:: SUPPLIED RECORDS

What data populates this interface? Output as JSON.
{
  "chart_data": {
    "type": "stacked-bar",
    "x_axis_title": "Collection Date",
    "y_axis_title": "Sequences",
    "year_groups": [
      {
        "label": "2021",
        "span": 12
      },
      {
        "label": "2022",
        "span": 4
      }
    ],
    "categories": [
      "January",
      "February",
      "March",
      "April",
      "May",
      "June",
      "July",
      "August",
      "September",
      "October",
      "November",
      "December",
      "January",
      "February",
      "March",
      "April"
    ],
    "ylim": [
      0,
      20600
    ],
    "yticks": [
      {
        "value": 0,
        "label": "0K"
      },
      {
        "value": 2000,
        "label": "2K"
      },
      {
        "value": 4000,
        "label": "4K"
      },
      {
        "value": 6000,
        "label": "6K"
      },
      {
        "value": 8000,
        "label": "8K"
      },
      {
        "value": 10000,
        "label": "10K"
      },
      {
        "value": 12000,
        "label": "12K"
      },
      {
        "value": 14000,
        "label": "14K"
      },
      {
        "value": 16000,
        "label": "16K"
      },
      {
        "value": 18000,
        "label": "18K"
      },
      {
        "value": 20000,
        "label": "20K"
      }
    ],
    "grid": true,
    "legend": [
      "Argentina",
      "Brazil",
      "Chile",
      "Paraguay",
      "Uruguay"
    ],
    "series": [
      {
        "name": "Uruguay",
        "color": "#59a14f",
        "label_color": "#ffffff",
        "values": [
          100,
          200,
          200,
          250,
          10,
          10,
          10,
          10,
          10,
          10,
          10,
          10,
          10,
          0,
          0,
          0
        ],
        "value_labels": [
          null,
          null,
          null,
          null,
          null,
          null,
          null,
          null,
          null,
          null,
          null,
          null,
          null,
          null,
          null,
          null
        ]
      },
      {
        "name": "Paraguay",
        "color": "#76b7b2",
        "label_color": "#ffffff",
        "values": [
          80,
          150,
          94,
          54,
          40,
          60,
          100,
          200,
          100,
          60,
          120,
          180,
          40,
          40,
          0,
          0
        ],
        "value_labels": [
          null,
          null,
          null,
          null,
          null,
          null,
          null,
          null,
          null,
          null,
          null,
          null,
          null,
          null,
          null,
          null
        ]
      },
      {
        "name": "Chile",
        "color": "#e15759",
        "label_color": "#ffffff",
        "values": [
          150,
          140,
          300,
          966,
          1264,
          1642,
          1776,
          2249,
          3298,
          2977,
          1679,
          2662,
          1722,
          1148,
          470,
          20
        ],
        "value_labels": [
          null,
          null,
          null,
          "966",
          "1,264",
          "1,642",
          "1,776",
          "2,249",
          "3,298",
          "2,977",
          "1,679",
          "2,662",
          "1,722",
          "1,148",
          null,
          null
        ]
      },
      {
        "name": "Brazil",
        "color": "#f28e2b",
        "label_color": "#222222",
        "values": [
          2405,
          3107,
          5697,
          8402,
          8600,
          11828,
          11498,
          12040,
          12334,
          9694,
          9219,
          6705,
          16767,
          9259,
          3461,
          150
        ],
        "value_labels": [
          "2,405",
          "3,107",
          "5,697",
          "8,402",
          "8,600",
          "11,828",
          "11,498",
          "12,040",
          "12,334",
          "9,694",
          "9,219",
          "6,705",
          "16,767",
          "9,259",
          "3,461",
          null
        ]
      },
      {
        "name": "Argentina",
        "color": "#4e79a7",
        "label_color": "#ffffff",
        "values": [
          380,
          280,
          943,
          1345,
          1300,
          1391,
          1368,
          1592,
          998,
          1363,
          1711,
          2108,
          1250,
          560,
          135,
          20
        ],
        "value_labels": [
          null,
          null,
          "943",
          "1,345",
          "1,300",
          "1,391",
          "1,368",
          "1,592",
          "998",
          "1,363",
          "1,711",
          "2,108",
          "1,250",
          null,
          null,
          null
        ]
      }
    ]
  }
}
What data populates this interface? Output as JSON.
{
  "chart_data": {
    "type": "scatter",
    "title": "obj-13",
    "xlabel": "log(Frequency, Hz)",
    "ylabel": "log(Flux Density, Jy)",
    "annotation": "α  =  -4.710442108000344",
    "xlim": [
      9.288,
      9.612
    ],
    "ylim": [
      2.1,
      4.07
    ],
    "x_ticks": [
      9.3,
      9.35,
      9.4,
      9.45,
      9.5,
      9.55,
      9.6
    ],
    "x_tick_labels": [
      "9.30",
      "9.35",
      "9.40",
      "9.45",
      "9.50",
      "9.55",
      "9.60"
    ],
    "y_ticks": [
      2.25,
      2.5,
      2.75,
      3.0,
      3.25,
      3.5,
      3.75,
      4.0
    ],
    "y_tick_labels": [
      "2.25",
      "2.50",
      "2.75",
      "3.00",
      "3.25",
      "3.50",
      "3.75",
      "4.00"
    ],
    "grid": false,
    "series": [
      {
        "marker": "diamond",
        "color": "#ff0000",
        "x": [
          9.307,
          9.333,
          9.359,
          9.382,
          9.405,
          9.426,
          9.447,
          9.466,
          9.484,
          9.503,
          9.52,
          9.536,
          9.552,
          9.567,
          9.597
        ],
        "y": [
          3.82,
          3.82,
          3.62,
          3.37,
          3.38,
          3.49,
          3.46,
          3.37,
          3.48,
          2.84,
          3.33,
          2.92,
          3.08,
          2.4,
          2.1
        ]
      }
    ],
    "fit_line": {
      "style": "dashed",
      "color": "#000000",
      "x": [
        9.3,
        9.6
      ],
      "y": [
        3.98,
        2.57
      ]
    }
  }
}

::::

Set all of the entries down again, exactly as they were given.

## RESPONSE FOR THIS EXERCISE
What data populates this interface? Output as JSON.
{
  "chart_data": {
    "type": "stacked-bar",
    "x_axis_title": "Collection Date",
    "y_axis_title": "Sequences",
    "year_groups": [
      {
        "label": "2021",
        "span": 12
      },
      {
        "label": "2022",
        "span": 4
      }
    ],
    "categories": [
      "January",
      "February",
      "March",
      "April",
      "May",
      "June",
      "July",
      "August",
      "September",
      "October",
      "November",
      "December",
      "January",
      "February",
      "March",
      "April"
    ],
    "ylim": [
      0,
      20600
    ],
    "yticks": [
      {
        "value": 0,
        "label": "0K"
      },
      {
        "value": 2000,
        "label": "2K"
      },
      {
        "value": 4000,
        "label": "4K"
      },
      {
        "value": 6000,
        "label": "6K"
      },
      {
        "value": 8000,
        "label": "8K"
      },
      {
        "value": 10000,
        "label": "10K"
      },
      {
        "value": 12000,
        "label": "12K"
      },
      {
        "value": 14000,
        "label": "14K"
      },
      {
        "value": 16000,
        "label": "16K"
      },
      {
        "value": 18000,
        "label": "18K"
      },
      {
        "value": 20000,
        "label": "20K"
      }
    ],
    "grid": true,
    "legend": [
      "Argentina",
      "Brazil",
      "Chile",
      "Paraguay",
      "Uruguay"
    ],
    "series": [
      {
        "name": "Uruguay",
        "color": "#59a14f",
        "label_color": "#ffffff",
        "values": [
          100,
          200,
          200,
          250,
          10,
          10,
          10,
          10,
          10,
          10,
          10,
          10,
          10,
          0,
          0,
          0
        ],
        "value_labels": [
          null,
          null,
          null,
          null,
          null,
          null,
          null,
          null,
          null,
          null,
          null,
          null,
          null,
          null,
          null,
          null
        ]
      },
      {
        "name": "Paraguay",
        "color": "#76b7b2",
        "label_color": "#ffffff",
        "values": [
          80,
          150,
          94,
          54,
          40,
          60,
          100,
          200,
          100,
          60,
          120,
          180,
          40,
          40,
          0,
          0
        ],
        "value_labels": [
          null,
          null,
          null,
          null,
          null,
          null,
          null,
          null,
          null,
          null,
          null,
          null,
          null,
          null,
          null,
          null
        ]
      },
      {
        "name": "Chile",
        "color": "#e15759",
        "label_color": "#ffffff",
        "values": [
          150,
          140,
          300,
          966,
          1264,
          1642,
          1776,
          2249,
          3298,
          2977,
          1679,
          2662,
          1722,
          1148,
          470,
          20
        ],
        "value_labels": [
          null,
          null,
          null,
          "966",
          "1,264",
          "1,642",
          "1,776",
          "2,249",
          "3,298",
          "2,977",
          "1,679",
          "2,662",
          "1,722",
          "1,148",
          null,
          null
        ]
      },
      {
        "name": "Brazil",
        "color": "#f28e2b",
        "label_color": "#222222",
        "values": [
          2405,
          3107,
          5697,
          8402,
          8600,
          11828,
          11498,
          12040,
          12334,
          9694,
          9219,
          6705,
          16767,
          9259,
          3461,
          150
        ],
        "value_labels": [
          "2,405",
          "3,107",
          "5,697",
          "8,402",
          "8,600",
          "11,828",
          "11,498",
          "12,040",
          "12,334",
          "9,694",
          "9,219",
          "6,705",
          "16,767",
          "9,259",
          "3,461",
          null
        ]
      },
      {
        "name": "Argentina",
        "color": "#4e79a7",
        "label_color": "#ffffff",
        "values": [
          380,
          280,
          943,
          1345,
          1300,
          1391,
          1368,
          1592,
          998,
          1363,
          1711,
          2108,
          1250,
          560,
          135,
          20
        ],
        "value_labels": [
          null,
          null,
          "943",
          "1,345",
          "1,300",
          "1,391",
          "1,368",
          "1,592",
          "998",
          "1,363",
          "1,711",
          "2,108",
          "1,250",
          null,
          null,
          null
        ]
      }
    ]
  }
}
What data populates this interface? Output as JSON.
{
  "chart_data": {
    "type": "scatter",
    "title": "obj-13",
    "xlabel": "log(Frequency, Hz)",
    "ylabel": "log(Flux Density, Jy)",
    "annotation": "α  =  -4.710442108000344",
    "xlim": [
      9.288,
      9.612
    ],
    "ylim": [
      2.1,
      4.07
    ],
    "x_ticks": [
      9.3,
      9.35,
      9.4,
      9.45,
      9.5,
      9.55,
      9.6
    ],
    "x_tick_labels": [
      "9.30",
      "9.35",
      "9.40",
      "9.45",
      "9.50",
      "9.55",
      "9.60"
    ],
    "y_ticks": [
      2.25,
      2.5,
      2.75,
      3.0,
      3.25,
      3.5,
      3.75,
      4.0
    ],
    "y_tick_labels": [
      "2.25",
      "2.50",
      "2.75",
      "3.00",
      "3.25",
      "3.50",
      "3.75",
      "4.00"
    ],
    "grid": false,
    "series": [
      {
        "marker": "diamond",
        "color": "#ff0000",
        "x": [
          9.307,
          9.333,
          9.359,
          9.382,
          9.405,
          9.426,
          9.447,
          9.466,
          9.484,
          9.503,
          9.52,
          9.536,
          9.552,
          9.567,
          9.597
        ],
        "y": [
          3.82,
          3.82,
          3.62,
          3.37,
          3.38,
          3.49,
          3.46,
          3.37,
          3.48,
          2.84,
          3.33,
          2.92,
          3.08,
          2.4,
          2.1
        ]
      }
    ],
    "fit_line": {
      "style": "dashed",
      "color": "#000000",
      "x": [
        9.3,
        9.6
      ],
      "y": [
        3.98,
        2.57
      ]
    }
  }
}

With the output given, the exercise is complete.